WORK TO BE COMPLETED: Find the string "TIMELESS" in the data, then copy every line where it is found.

Extracted data entries
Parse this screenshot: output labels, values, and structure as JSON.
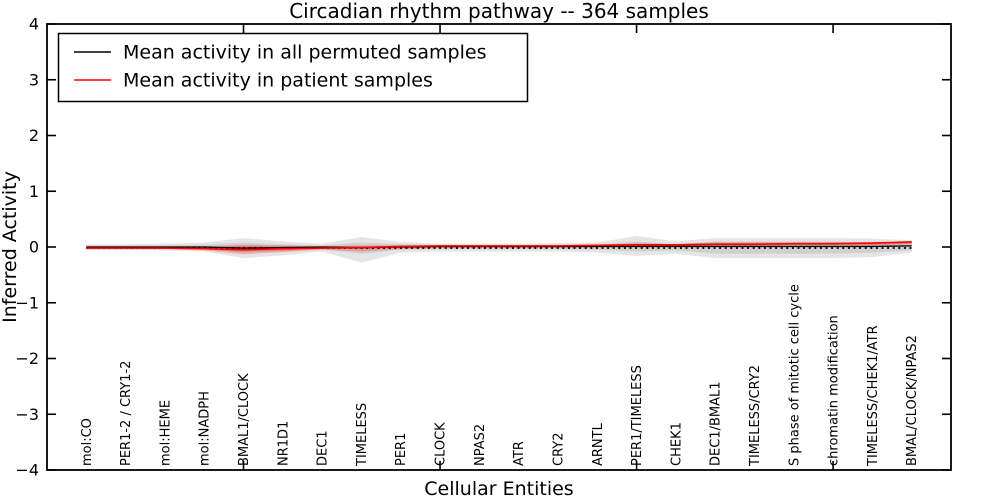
{
  "chart_data": {
    "type": "line",
    "title": "Circadian rhythm pathway -- 364 samples",
    "xlabel": "Cellular Entities",
    "ylabel": "Inferred Activity",
    "ylim": [
      -4,
      4
    ],
    "xlim": [
      0,
      23
    ],
    "grid": false,
    "legend_position": "upper left",
    "yticks": [
      -4,
      -3,
      -2,
      -1,
      0,
      1,
      2,
      3,
      4
    ],
    "ytick_labels": [
      "−4",
      "−3",
      "−2",
      "−1",
      "0",
      "1",
      "2",
      "3",
      "4"
    ],
    "x_major_ticks": [
      5,
      10,
      15,
      20
    ],
    "categories": [
      "mol:CO",
      "PER1-2 / CRY1-2",
      "mol:HEME",
      "mol:NADPH",
      "BMAL1/CLOCK",
      "NR1D1",
      "DEC1",
      "TIMELESS",
      "PER1",
      "CLOCK",
      "NPAS2",
      "ATR",
      "CRY2",
      "ARNTL",
      "PER1/TIMELESS",
      "CHEK1",
      "DEC1/BMAL1",
      "TIMELESS/CRY2",
      "S phase of mitotic cell cycle",
      "chromatin modification",
      "TIMELESS/CHEK1/ATR",
      "BMAL/CLOCK/NPAS2"
    ],
    "series": [
      {
        "name": "Mean activity in all permuted samples",
        "color": "#000000",
        "values": [
          0.0,
          0.0,
          0.0,
          0.0,
          -0.02,
          -0.01,
          0.0,
          -0.01,
          0.0,
          0.01,
          0.01,
          0.01,
          0.01,
          0.01,
          0.01,
          0.01,
          0.01,
          0.01,
          0.01,
          0.01,
          0.01,
          0.02
        ]
      },
      {
        "name": "Mean activity in patient samples",
        "color": "#ff0000",
        "values": [
          -0.02,
          -0.02,
          -0.02,
          -0.03,
          -0.05,
          -0.03,
          -0.02,
          -0.01,
          0.01,
          0.02,
          0.02,
          0.02,
          0.02,
          0.03,
          0.04,
          0.04,
          0.05,
          0.05,
          0.06,
          0.06,
          0.07,
          0.09
        ]
      }
    ],
    "bands": [
      {
        "name": "permuted-band-outer",
        "color": "rgba(135,135,135,0.22)",
        "upper": [
          0.05,
          0.05,
          0.06,
          0.08,
          0.16,
          0.1,
          0.06,
          0.18,
          0.09,
          0.06,
          0.06,
          0.06,
          0.07,
          0.08,
          0.2,
          0.1,
          0.16,
          0.16,
          0.16,
          0.16,
          0.15,
          0.12
        ],
        "lower": [
          -0.05,
          -0.05,
          -0.06,
          -0.08,
          -0.2,
          -0.15,
          -0.08,
          -0.28,
          -0.1,
          -0.08,
          -0.08,
          -0.08,
          -0.08,
          -0.1,
          -0.16,
          -0.12,
          -0.2,
          -0.2,
          -0.2,
          -0.2,
          -0.18,
          -0.1
        ]
      },
      {
        "name": "permuted-band-inner",
        "color": "rgba(135,135,135,0.22)",
        "upper": [
          0.03,
          0.03,
          0.03,
          0.04,
          0.08,
          0.05,
          0.03,
          0.08,
          0.05,
          0.03,
          0.03,
          0.03,
          0.04,
          0.04,
          0.1,
          0.05,
          0.1,
          0.1,
          0.1,
          0.1,
          0.09,
          0.08
        ],
        "lower": [
          -0.03,
          -0.03,
          -0.03,
          -0.04,
          -0.1,
          -0.08,
          -0.04,
          -0.12,
          -0.05,
          -0.04,
          -0.04,
          -0.04,
          -0.04,
          -0.05,
          -0.08,
          -0.06,
          -0.12,
          -0.12,
          -0.12,
          -0.12,
          -0.1,
          -0.06
        ]
      },
      {
        "name": "patient-band-outer",
        "color": "rgba(255,0,0,0.22)",
        "upper": [
          0.0,
          0.0,
          0.0,
          0.01,
          0.04,
          0.03,
          0.01,
          0.03,
          0.03,
          0.03,
          0.03,
          0.03,
          0.03,
          0.04,
          0.07,
          0.05,
          0.08,
          0.08,
          0.08,
          0.08,
          0.08,
          0.11
        ],
        "lower": [
          -0.04,
          -0.04,
          -0.04,
          -0.06,
          -0.13,
          -0.09,
          -0.05,
          -0.08,
          -0.04,
          -0.02,
          -0.02,
          -0.02,
          -0.02,
          -0.01,
          0.0,
          0.0,
          0.02,
          0.02,
          0.03,
          0.03,
          0.03,
          0.05
        ]
      },
      {
        "name": "patient-band-inner",
        "color": "rgba(255,0,0,0.25)",
        "upper": [
          0.0,
          0.0,
          0.0,
          0.0,
          0.02,
          0.01,
          0.0,
          0.01,
          0.02,
          0.02,
          0.02,
          0.02,
          0.02,
          0.03,
          0.05,
          0.04,
          0.06,
          0.06,
          0.07,
          0.07,
          0.07,
          0.1
        ],
        "lower": [
          -0.03,
          -0.03,
          -0.03,
          -0.04,
          -0.08,
          -0.06,
          -0.03,
          -0.04,
          -0.02,
          -0.01,
          -0.01,
          -0.01,
          -0.01,
          0.0,
          0.01,
          0.01,
          0.03,
          0.03,
          0.04,
          0.04,
          0.04,
          0.06
        ]
      }
    ],
    "zero_line": {
      "y": 0,
      "style": "dotted",
      "color": "#000000"
    }
  },
  "legend": {
    "entries": [
      {
        "label": "Mean activity in all permuted samples",
        "color": "#000000"
      },
      {
        "label": "Mean activity in patient samples",
        "color": "#ff0000"
      }
    ]
  }
}
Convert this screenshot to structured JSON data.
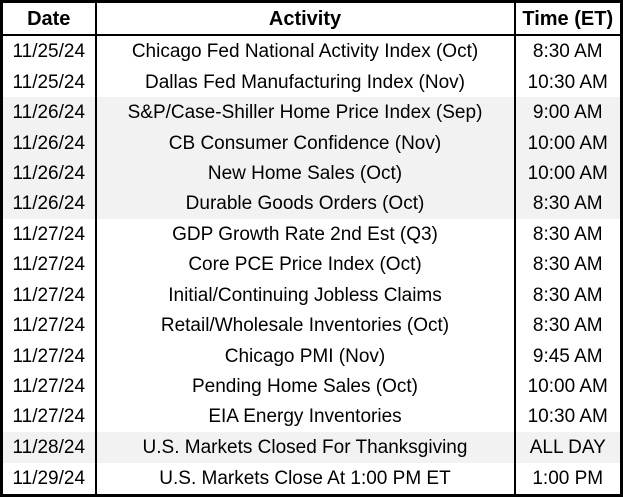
{
  "table": {
    "headers": [
      "Date",
      "Activity",
      "Time (ET)"
    ],
    "rows": [
      {
        "date": "11/25/24",
        "activity": "Chicago Fed National Activity Index (Oct)",
        "time": "8:30 AM",
        "shaded": false
      },
      {
        "date": "11/25/24",
        "activity": "Dallas Fed Manufacturing Index (Nov)",
        "time": "10:30 AM",
        "shaded": false
      },
      {
        "date": "11/26/24",
        "activity": "S&P/Case-Shiller Home Price Index (Sep)",
        "time": "9:00 AM",
        "shaded": true
      },
      {
        "date": "11/26/24",
        "activity": "CB Consumer Confidence (Nov)",
        "time": "10:00 AM",
        "shaded": true
      },
      {
        "date": "11/26/24",
        "activity": "New Home Sales (Oct)",
        "time": "10:00 AM",
        "shaded": true
      },
      {
        "date": "11/26/24",
        "activity": "Durable Goods Orders (Oct)",
        "time": "8:30 AM",
        "shaded": true
      },
      {
        "date": "11/27/24",
        "activity": "GDP Growth Rate 2nd Est (Q3)",
        "time": "8:30 AM",
        "shaded": false
      },
      {
        "date": "11/27/24",
        "activity": "Core PCE Price Index (Oct)",
        "time": "8:30 AM",
        "shaded": false
      },
      {
        "date": "11/27/24",
        "activity": "Initial/Continuing Jobless Claims",
        "time": "8:30 AM",
        "shaded": false
      },
      {
        "date": "11/27/24",
        "activity": "Retail/Wholesale Inventories (Oct)",
        "time": "8:30 AM",
        "shaded": false
      },
      {
        "date": "11/27/24",
        "activity": "Chicago PMI (Nov)",
        "time": "9:45 AM",
        "shaded": false
      },
      {
        "date": "11/27/24",
        "activity": "Pending Home Sales (Oct)",
        "time": "10:00 AM",
        "shaded": false
      },
      {
        "date": "11/27/24",
        "activity": "EIA Energy Inventories",
        "time": "10:30 AM",
        "shaded": false
      },
      {
        "date": "11/28/24",
        "activity": "U.S. Markets Closed For Thanksgiving",
        "time": "ALL DAY",
        "shaded": true
      },
      {
        "date": "11/29/24",
        "activity": "U.S. Markets Close At 1:00 PM ET",
        "time": "1:00 PM",
        "shaded": false
      }
    ],
    "colors": {
      "shaded_row_bg": "#f2f2f2",
      "row_bg": "#ffffff",
      "border": "#000000",
      "text": "#000000"
    }
  }
}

OUTPUT FOR THIS TASK:
      "TIMELESS",
      "PER1/TIMELESS",
      "TIMELESS/CRY2",
      "TIMELESS/CHEK1/ATR",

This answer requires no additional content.